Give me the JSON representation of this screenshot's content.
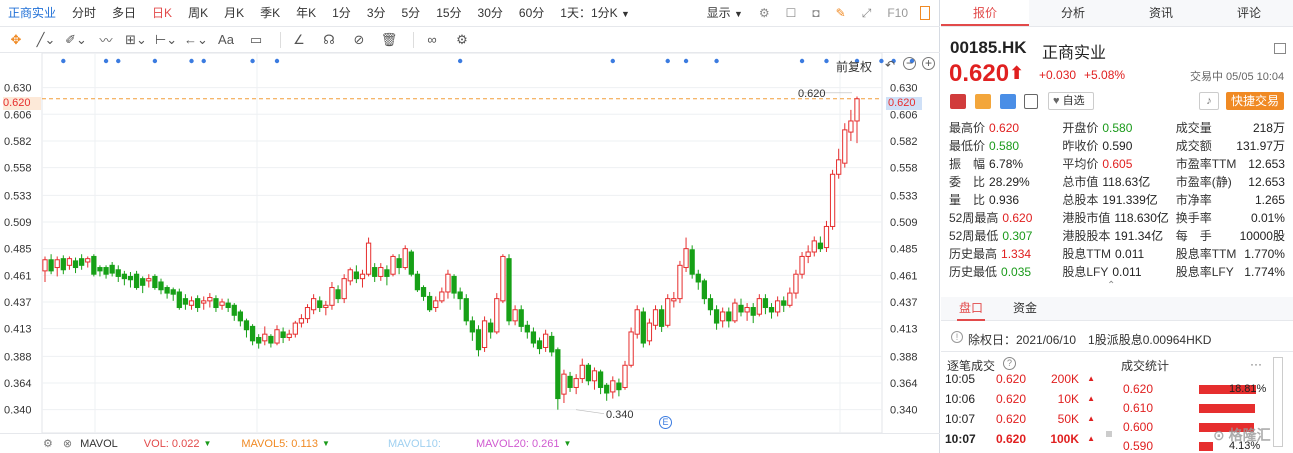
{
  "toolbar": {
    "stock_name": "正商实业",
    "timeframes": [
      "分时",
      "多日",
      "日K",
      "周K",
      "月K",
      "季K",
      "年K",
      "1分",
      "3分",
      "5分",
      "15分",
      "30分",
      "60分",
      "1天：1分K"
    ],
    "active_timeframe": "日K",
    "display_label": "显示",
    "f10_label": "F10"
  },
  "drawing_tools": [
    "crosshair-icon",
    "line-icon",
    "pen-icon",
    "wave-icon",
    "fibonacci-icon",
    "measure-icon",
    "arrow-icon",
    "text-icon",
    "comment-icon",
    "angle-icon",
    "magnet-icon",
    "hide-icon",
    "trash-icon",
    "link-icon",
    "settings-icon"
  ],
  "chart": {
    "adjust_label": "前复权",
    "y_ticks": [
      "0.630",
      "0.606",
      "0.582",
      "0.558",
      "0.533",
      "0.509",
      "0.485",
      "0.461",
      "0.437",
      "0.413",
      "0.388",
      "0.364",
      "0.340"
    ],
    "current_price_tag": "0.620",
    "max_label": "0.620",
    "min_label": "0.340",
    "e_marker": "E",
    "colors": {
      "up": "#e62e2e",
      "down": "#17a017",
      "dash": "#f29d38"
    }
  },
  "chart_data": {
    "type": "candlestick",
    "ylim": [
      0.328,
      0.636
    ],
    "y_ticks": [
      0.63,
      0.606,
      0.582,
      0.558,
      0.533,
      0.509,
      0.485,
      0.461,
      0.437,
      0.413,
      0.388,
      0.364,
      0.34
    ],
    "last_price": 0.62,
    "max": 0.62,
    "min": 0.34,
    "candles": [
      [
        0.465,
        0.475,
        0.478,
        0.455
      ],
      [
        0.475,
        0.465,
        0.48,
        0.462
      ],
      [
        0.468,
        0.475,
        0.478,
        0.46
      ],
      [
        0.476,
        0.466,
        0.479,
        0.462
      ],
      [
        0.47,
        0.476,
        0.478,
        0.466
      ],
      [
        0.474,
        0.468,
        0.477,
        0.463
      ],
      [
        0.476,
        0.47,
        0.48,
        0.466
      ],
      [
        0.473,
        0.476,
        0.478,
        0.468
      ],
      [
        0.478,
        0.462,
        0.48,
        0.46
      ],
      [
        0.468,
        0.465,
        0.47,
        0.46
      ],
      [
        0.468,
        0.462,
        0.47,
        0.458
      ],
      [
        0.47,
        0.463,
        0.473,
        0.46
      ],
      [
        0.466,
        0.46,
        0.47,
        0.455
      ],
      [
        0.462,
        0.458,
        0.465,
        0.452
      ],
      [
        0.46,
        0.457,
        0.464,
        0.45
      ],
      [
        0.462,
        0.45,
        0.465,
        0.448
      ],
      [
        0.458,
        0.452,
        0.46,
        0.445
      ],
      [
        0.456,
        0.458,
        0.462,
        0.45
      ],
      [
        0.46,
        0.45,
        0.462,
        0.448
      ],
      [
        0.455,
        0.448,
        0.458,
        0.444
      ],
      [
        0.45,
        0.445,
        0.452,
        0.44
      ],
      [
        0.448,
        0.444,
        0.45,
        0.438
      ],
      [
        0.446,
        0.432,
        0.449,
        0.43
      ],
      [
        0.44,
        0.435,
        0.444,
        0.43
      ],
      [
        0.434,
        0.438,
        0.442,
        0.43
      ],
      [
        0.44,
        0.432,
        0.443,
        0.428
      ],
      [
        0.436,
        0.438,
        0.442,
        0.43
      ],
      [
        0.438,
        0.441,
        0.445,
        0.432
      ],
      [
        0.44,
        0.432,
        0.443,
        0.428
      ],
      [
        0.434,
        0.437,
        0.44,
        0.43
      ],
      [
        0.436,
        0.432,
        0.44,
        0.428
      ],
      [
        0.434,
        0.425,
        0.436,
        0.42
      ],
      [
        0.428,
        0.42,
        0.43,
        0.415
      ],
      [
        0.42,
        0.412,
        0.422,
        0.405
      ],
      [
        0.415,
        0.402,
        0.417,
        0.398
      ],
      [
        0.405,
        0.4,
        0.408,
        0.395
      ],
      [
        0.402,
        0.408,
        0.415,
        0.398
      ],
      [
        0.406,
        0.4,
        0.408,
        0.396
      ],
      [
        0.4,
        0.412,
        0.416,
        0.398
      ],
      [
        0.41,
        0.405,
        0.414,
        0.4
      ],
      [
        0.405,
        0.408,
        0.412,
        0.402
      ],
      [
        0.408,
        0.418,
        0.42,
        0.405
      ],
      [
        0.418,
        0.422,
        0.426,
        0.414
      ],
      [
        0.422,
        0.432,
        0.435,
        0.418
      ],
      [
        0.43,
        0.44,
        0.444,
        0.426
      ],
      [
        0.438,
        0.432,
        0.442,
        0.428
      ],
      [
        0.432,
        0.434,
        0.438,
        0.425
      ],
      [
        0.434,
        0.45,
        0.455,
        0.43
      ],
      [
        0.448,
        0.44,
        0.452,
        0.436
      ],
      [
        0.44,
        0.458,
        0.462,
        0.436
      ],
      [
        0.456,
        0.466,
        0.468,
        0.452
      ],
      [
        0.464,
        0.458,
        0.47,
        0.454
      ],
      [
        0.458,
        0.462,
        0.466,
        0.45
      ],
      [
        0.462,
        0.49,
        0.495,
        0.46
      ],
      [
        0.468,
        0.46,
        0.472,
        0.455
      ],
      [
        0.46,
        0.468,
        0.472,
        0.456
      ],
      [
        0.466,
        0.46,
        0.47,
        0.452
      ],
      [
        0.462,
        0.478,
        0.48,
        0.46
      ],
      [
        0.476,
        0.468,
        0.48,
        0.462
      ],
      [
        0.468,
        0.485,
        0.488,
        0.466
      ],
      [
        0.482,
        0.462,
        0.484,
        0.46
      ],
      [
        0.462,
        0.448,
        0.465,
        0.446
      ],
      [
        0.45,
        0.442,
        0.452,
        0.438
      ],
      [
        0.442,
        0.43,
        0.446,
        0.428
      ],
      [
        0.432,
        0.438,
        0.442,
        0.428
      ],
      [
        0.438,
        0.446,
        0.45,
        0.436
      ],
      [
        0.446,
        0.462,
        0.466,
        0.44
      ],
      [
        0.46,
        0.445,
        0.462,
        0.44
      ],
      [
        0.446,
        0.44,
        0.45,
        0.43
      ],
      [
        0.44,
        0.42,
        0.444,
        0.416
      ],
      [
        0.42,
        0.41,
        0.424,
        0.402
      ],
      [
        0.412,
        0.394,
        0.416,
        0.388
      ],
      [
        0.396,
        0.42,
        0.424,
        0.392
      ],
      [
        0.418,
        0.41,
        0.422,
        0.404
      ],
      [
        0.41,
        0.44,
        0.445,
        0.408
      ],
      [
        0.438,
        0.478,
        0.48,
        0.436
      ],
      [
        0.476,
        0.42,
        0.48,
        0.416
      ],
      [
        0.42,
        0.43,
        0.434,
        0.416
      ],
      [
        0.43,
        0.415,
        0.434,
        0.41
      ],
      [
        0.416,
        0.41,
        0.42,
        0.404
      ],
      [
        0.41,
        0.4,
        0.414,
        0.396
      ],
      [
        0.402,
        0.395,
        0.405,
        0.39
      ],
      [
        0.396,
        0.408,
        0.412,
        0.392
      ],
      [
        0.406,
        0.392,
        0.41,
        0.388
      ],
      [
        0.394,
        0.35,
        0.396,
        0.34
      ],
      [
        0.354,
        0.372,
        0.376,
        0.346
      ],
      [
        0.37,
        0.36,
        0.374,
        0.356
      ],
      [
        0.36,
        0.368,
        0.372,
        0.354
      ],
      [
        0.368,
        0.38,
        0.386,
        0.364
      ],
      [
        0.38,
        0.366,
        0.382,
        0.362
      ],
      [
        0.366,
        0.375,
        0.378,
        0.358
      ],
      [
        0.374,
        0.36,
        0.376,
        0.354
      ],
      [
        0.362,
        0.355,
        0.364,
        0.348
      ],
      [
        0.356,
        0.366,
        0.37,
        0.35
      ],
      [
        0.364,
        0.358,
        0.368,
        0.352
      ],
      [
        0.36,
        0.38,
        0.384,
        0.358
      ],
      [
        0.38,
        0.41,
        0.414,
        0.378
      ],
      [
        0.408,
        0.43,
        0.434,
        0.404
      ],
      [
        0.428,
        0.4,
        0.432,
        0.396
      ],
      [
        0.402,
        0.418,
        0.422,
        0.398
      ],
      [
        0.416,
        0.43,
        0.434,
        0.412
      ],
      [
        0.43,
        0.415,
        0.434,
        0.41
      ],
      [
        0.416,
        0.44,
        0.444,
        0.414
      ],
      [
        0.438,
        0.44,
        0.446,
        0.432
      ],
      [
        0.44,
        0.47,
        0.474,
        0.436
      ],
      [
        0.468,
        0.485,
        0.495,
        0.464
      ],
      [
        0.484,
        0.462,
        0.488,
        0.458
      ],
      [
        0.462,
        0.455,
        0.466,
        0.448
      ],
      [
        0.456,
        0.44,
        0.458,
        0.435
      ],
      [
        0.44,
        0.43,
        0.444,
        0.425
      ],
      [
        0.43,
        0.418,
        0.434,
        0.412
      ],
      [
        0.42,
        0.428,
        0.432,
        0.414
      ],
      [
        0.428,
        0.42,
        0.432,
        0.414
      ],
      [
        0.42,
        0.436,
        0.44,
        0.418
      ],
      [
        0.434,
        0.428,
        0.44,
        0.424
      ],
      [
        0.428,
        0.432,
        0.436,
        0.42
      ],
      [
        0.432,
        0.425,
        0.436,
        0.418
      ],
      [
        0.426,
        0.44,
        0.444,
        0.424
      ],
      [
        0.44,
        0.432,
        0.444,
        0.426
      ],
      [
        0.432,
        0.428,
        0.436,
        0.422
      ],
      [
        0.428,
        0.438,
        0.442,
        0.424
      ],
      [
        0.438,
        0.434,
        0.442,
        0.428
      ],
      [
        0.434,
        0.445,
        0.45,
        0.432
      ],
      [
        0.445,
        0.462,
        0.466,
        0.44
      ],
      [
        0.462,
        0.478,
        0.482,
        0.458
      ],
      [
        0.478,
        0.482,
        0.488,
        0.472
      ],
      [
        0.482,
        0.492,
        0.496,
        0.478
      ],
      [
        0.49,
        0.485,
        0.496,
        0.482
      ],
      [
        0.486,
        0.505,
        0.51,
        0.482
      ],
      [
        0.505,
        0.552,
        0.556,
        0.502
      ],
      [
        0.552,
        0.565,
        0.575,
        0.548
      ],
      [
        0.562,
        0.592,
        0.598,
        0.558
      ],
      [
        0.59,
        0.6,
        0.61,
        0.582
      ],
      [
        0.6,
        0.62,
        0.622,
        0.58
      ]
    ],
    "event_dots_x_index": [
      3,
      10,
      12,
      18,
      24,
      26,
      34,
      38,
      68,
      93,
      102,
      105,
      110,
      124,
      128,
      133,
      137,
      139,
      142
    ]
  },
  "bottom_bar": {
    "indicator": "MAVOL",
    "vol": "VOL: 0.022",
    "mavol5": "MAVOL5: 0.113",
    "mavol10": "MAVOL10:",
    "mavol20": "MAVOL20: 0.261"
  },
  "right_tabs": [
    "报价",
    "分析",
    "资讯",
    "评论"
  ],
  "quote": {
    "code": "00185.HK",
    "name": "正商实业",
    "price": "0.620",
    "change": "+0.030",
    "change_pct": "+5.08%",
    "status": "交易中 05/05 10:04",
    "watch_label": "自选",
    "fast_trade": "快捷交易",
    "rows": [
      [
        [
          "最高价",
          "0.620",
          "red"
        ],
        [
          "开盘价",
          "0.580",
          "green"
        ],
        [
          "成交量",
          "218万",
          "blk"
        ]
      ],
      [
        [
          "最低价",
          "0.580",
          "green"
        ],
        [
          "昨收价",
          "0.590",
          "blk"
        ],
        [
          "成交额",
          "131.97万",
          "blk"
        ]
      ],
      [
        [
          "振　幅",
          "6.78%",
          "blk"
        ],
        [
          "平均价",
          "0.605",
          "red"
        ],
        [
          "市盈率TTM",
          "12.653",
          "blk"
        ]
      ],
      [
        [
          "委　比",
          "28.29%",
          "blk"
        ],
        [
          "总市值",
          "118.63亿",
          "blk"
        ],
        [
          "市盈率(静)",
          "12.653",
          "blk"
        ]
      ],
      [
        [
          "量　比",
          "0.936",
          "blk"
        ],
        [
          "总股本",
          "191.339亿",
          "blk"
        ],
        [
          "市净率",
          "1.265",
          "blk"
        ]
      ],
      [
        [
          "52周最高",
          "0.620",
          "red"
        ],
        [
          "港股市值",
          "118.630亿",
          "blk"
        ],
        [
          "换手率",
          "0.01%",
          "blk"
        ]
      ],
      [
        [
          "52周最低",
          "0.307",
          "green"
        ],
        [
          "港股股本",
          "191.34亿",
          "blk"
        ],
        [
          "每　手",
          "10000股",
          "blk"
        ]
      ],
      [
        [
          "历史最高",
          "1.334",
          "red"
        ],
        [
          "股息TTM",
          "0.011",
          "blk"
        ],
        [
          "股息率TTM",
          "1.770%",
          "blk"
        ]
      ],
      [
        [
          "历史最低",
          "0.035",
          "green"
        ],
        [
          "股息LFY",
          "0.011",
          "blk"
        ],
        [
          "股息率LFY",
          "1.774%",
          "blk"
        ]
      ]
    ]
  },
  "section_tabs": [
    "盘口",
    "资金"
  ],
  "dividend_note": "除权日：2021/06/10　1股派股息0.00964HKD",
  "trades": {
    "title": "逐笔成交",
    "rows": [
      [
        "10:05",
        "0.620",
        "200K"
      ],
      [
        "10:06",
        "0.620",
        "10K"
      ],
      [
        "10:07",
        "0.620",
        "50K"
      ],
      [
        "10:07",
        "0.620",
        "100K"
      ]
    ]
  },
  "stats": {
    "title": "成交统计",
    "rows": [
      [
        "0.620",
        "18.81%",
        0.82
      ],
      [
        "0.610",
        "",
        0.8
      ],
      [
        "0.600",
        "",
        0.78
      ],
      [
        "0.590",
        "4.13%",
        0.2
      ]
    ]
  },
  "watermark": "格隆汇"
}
--- --- ---
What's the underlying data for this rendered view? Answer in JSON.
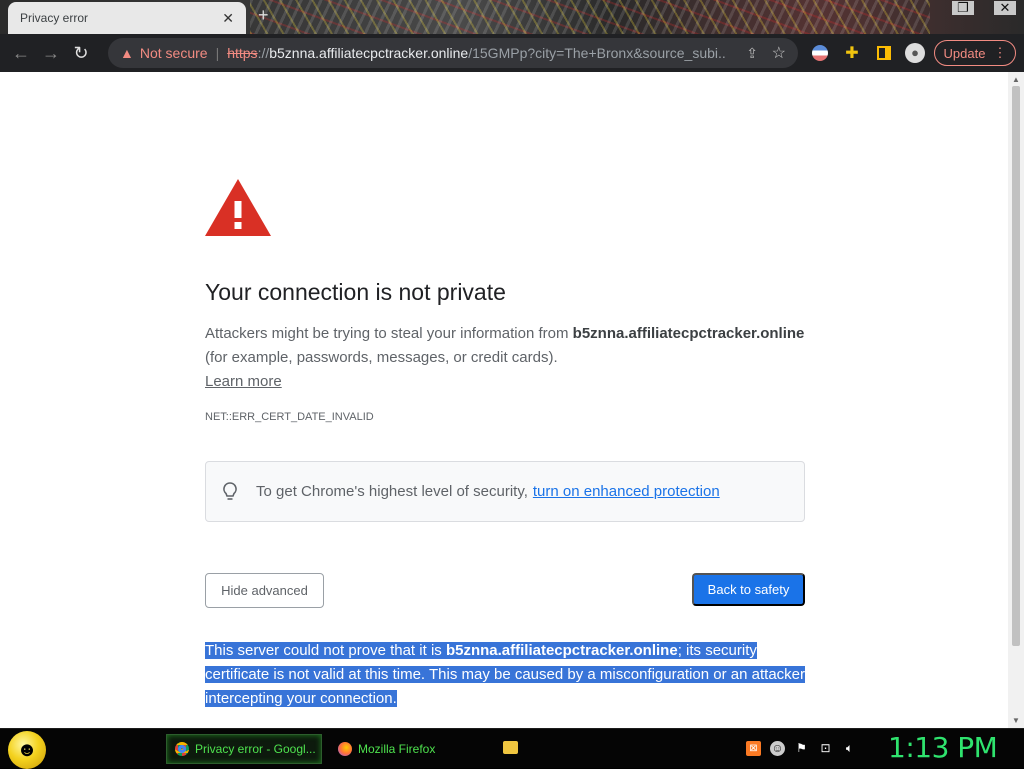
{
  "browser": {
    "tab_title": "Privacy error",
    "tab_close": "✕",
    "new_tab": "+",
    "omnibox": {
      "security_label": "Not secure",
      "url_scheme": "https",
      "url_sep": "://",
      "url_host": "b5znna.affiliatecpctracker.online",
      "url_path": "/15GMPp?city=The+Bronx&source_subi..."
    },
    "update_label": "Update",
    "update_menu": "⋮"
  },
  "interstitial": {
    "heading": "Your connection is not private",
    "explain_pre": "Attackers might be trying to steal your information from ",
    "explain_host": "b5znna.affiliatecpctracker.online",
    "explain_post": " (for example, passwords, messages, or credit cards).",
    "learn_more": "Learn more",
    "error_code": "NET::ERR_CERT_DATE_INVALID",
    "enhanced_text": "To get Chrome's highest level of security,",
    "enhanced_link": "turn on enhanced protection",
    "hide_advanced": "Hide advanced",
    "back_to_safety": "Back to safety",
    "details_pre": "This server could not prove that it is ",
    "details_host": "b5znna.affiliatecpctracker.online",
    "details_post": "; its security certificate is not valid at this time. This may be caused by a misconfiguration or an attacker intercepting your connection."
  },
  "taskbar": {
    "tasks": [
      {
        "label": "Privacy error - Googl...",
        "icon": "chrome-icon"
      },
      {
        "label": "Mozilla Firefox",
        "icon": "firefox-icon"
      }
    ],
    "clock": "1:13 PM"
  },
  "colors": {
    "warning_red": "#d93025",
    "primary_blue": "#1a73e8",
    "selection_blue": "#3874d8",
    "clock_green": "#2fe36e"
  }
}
--- --- ---
**To do**: Check every line of the data, and copy the ones that contain "JSON".

**Solution to this task**:
Give me the JSON representation of this screenshot's content.
What's the underlying data for this rendered view? Answer in JSON.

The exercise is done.